_Input material_
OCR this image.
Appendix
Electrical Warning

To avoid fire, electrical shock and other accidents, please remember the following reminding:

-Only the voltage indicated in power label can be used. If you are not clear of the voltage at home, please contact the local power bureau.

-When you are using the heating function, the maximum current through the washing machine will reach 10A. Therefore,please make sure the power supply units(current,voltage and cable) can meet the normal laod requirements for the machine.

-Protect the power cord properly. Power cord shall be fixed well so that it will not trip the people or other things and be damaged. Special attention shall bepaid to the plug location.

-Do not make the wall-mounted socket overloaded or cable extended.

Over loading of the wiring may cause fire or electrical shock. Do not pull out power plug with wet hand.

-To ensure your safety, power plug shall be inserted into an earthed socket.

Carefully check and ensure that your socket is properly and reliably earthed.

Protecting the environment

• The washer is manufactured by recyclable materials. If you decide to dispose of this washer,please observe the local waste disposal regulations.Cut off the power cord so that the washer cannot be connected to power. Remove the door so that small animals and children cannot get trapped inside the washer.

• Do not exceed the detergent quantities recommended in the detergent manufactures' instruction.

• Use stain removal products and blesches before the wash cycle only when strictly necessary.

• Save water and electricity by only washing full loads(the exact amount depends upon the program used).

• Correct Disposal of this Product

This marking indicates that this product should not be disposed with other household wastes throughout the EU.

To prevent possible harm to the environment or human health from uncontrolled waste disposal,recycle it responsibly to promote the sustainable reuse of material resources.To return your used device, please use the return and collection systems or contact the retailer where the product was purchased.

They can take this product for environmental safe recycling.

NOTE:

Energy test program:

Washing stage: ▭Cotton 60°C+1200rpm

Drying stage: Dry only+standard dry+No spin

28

_Short task_
Copy all lines from the material that hold "voltage".

_Output below_
-Only the voltage indicated in power label can be used. If you are not clear of the voltage at home, please contact the local power bureau.
-When you are using the heating function, the maximum current through the washing machine will reach 10A. Therefore,please make sure the power supply units(current,voltage and cable) can meet the normal laod requirements for the machine.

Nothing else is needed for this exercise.